What needs to be done:
Return each line that holds the word "title".

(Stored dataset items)
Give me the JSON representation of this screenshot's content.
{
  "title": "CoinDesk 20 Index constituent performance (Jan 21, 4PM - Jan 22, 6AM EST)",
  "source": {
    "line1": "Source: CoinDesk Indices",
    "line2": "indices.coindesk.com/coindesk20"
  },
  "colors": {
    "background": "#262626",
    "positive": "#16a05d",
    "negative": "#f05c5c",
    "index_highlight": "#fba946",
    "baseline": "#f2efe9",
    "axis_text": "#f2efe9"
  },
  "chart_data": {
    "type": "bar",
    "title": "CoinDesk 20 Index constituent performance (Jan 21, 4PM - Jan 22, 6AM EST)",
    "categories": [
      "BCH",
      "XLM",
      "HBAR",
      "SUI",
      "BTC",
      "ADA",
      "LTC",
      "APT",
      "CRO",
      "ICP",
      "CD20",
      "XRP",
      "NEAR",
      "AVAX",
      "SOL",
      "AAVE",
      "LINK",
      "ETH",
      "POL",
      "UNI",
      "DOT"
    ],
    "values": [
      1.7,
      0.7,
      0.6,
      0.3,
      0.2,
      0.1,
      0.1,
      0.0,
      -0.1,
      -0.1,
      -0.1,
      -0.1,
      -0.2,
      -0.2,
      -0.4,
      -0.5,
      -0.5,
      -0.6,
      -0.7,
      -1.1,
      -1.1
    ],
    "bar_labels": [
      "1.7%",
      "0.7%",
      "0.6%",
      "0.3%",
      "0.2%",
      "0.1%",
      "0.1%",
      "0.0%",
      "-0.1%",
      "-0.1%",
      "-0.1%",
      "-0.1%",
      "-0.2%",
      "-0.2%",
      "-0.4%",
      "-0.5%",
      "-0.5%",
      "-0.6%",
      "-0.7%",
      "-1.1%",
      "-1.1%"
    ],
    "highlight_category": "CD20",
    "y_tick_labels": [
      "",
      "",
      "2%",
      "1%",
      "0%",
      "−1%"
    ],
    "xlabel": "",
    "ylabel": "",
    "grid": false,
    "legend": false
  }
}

Output for this task:
  "title": "CoinDesk 20 Index constituent performance (Jan 21, 4PM - Jan 22, 6AM EST)",
    "title": "CoinDesk 20 Index constituent performance (Jan 21, 4PM - Jan 22, 6AM EST)",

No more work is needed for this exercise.